- WORK REQUIRED
Return every line of the records below unchanged, but leave the pictures out of your answer.

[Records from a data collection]
★ ★ ★ ★ ★ ★ ★
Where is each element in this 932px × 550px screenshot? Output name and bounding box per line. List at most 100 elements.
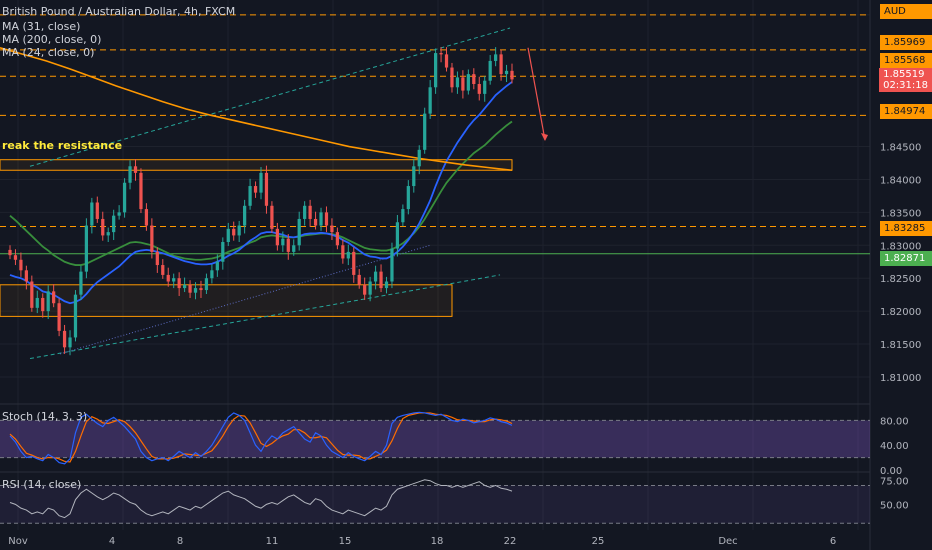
candle [243, 205, 247, 226]
candle [352, 251, 356, 275]
indicator-ma31[interactable]: MA (31, close) [2, 20, 81, 33]
level-badge-5: 1.83285 [880, 221, 932, 236]
rsi-label[interactable]: RSI (14, close) [2, 478, 82, 491]
candle [253, 186, 258, 193]
candle [461, 77, 465, 91]
candle [428, 87, 432, 114]
candle [488, 60, 492, 81]
candle [41, 297, 45, 312]
candle [423, 113, 427, 150]
candle [303, 205, 307, 219]
time-tick-label: 15 [339, 536, 352, 547]
candle [483, 80, 487, 94]
candle [390, 248, 394, 282]
candle [319, 212, 323, 226]
candle [139, 172, 143, 210]
candle [155, 251, 159, 266]
price-tick-label: 1.82500 [880, 274, 921, 285]
candle [270, 205, 274, 229]
symbol-title: British Pound / Australian Dollar, 4h, F… [2, 5, 236, 18]
candle [346, 251, 350, 259]
candle [439, 53, 443, 55]
candle [90, 202, 94, 226]
candle [84, 225, 89, 272]
candle [466, 74, 470, 91]
candle [313, 218, 318, 226]
time-tick-label: 22 [504, 536, 517, 547]
forecast-arrow-head [541, 132, 548, 141]
candle [112, 215, 116, 233]
candle [248, 186, 252, 206]
candle [68, 337, 72, 348]
time-axis: Nov 4 8 11 15 18 22 25 Dec 6 [8, 536, 836, 547]
forecast-arrow-line [527, 47, 546, 141]
candle [215, 261, 219, 271]
candle [193, 288, 198, 293]
bar-countdown: 02:31:18 [883, 80, 928, 91]
level-badge-1: 1.85969 [880, 35, 932, 50]
candle [79, 271, 83, 295]
candle [232, 228, 236, 236]
candle [133, 166, 138, 173]
candle [275, 228, 279, 246]
candle [144, 209, 149, 226]
candle [166, 274, 170, 282]
stoch-tick-label: 0.00 [880, 466, 902, 477]
candle [30, 281, 34, 308]
candle [73, 294, 78, 338]
candle [8, 249, 12, 256]
candle [264, 172, 269, 206]
candle [406, 186, 410, 210]
candle [335, 232, 340, 246]
stoch-label[interactable]: Stoch (14, 3, 3) [2, 410, 88, 423]
rsi-band [0, 485, 870, 524]
trend-dotted [59, 244, 431, 355]
candle [297, 218, 301, 246]
time-tick-label: 18 [431, 536, 444, 547]
candle [455, 77, 460, 88]
rsi-tick-label: 50.00 [880, 500, 909, 511]
price-tick-label: 1.84000 [880, 175, 921, 186]
candle [510, 70, 514, 80]
price-tick-label: 1.83000 [880, 241, 921, 252]
candle [286, 238, 290, 252]
horizontal-levels [0, 14, 870, 255]
price-tick-label: 1.82000 [880, 307, 921, 318]
indicator-ma24[interactable]: MA (24, close, 0) [2, 46, 95, 59]
candle [117, 212, 121, 216]
candle [35, 297, 39, 308]
candle [499, 54, 503, 75]
candle [368, 281, 372, 295]
candle [259, 172, 263, 193]
time-tick-label: 6 [830, 536, 836, 547]
stoch-k-line [9, 411, 513, 465]
candle [504, 70, 509, 75]
candle [188, 284, 192, 293]
candle [221, 242, 225, 262]
candle [472, 74, 476, 84]
candle [46, 291, 50, 312]
time-tick-label: 11 [266, 536, 279, 547]
price-tick-label: 1.81500 [880, 340, 921, 351]
candle [210, 270, 214, 279]
candle [161, 265, 165, 275]
candles [8, 47, 514, 356]
candle [450, 67, 454, 88]
stoch-pane: 80.00 40.00 0.00 [0, 411, 909, 477]
candle [24, 270, 28, 282]
candle [384, 281, 389, 289]
time-tick-label: 25 [592, 536, 605, 547]
candle [357, 274, 361, 285]
candle [150, 225, 154, 252]
candle [417, 149, 421, 167]
indicator-ma200[interactable]: MA (200, close, 0) [2, 33, 102, 46]
candle [363, 284, 367, 295]
currency-badge[interactable]: AUD [880, 4, 932, 19]
candle [128, 166, 132, 183]
rsi-pane: 75.00 50.00 [0, 477, 909, 524]
candle [308, 205, 312, 219]
candle [172, 278, 176, 282]
level-badge-4: 1.84974 [880, 104, 932, 119]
★ ★ ★ ★ ★ ★ ★
- EXERCISE ANSWER
Where is each element in this 932px × 550px screenshot? Output name and bounding box per line. List at most 100 elements.
candle [243, 205, 247, 226]
candle [352, 251, 356, 275]
indicator-ma31[interactable]: MA (31, close) [2, 20, 81, 33]
level-badge-5: 1.83285 [880, 221, 932, 236]
rsi-label[interactable]: RSI (14, close) [2, 478, 82, 491]
candle [253, 186, 258, 193]
candle [461, 77, 465, 91]
candle [428, 87, 432, 114]
candle [488, 60, 492, 81]
candle [41, 297, 45, 312]
candle [423, 113, 427, 150]
candle [303, 205, 307, 219]
time-tick-label: 15 [339, 536, 352, 547]
candle [483, 80, 487, 94]
candle [390, 248, 394, 282]
candle [319, 212, 323, 226]
candle [139, 172, 143, 210]
candle [155, 251, 159, 266]
price-tick-label: 1.82500 [880, 274, 921, 285]
candle [270, 205, 274, 229]
symbol-title: British Pound / Australian Dollar, 4h, F… [2, 5, 236, 18]
candle [346, 251, 350, 259]
candle [439, 53, 443, 55]
candle [90, 202, 94, 226]
candle [84, 225, 89, 272]
candle [466, 74, 470, 91]
candle [313, 218, 318, 226]
time-tick-label: 22 [504, 536, 517, 547]
forecast-arrow-head [541, 132, 548, 141]
candle [112, 215, 116, 233]
candle [248, 186, 252, 206]
candle [68, 337, 72, 348]
time-axis: Nov 4 8 11 15 18 22 25 Dec 6 [8, 536, 836, 547]
forecast-arrow-line [527, 47, 546, 141]
candle [215, 261, 219, 271]
candle [193, 288, 198, 293]
bar-countdown: 02:31:18 [883, 80, 928, 91]
level-badge-1: 1.85969 [880, 35, 932, 50]
candle [79, 271, 83, 295]
candle [232, 228, 236, 236]
candle [133, 166, 138, 173]
candle [275, 228, 279, 246]
candle [144, 209, 149, 226]
candle [166, 274, 170, 282]
stoch-tick-label: 0.00 [880, 466, 902, 477]
candle [30, 281, 34, 308]
candle [73, 294, 78, 338]
candle [8, 249, 12, 256]
candle [264, 172, 269, 206]
candle [406, 186, 410, 210]
candle [335, 232, 340, 246]
stoch-label[interactable]: Stoch (14, 3, 3) [2, 410, 88, 423]
rsi-band [0, 485, 870, 524]
trend-dotted [59, 244, 431, 355]
candle [297, 218, 301, 246]
time-tick-label: 18 [431, 536, 444, 547]
candle [455, 77, 460, 88]
rsi-tick-label: 50.00 [880, 500, 909, 511]
price-tick-label: 1.84000 [880, 175, 921, 186]
candle [510, 70, 514, 80]
price-tick-label: 1.83000 [880, 241, 921, 252]
candle [286, 238, 290, 252]
horizontal-levels [0, 14, 870, 255]
price-tick-label: 1.82000 [880, 307, 921, 318]
indicator-ma24[interactable]: MA (24, close, 0) [2, 46, 95, 59]
candle [117, 212, 121, 216]
candle [35, 297, 39, 308]
candle [499, 54, 503, 75]
candle [368, 281, 372, 295]
candle [259, 172, 263, 193]
time-tick-label: 6 [830, 536, 836, 547]
stoch-k-line [9, 411, 513, 465]
candle [504, 70, 509, 75]
candle [188, 284, 192, 293]
candle [221, 242, 225, 262]
candle [472, 74, 476, 84]
candle [46, 291, 50, 312]
time-tick-label: 11 [266, 536, 279, 547]
price-tick-label: 1.81500 [880, 340, 921, 351]
candle [210, 270, 214, 279]
candle [161, 265, 165, 275]
candles [8, 47, 514, 356]
candle [450, 67, 454, 88]
stoch-pane: 80.00 40.00 0.00 [0, 411, 909, 477]
candle [24, 270, 28, 282]
candle [384, 281, 389, 289]
time-tick-label: 25 [592, 536, 605, 547]
candle [357, 274, 361, 285]
candle [150, 225, 154, 252]
candle [417, 149, 421, 167]
indicator-ma200[interactable]: MA (200, close, 0) [2, 33, 102, 46]
candle [363, 284, 367, 295]
currency-badge[interactable]: AUD [880, 4, 932, 19]
candle [128, 166, 132, 183]
rsi-pane: 75.00 50.00 [0, 477, 909, 524]
candle [308, 205, 312, 219]
candle [172, 278, 176, 282]
level-badge-4: 1.84974 [880, 104, 932, 119]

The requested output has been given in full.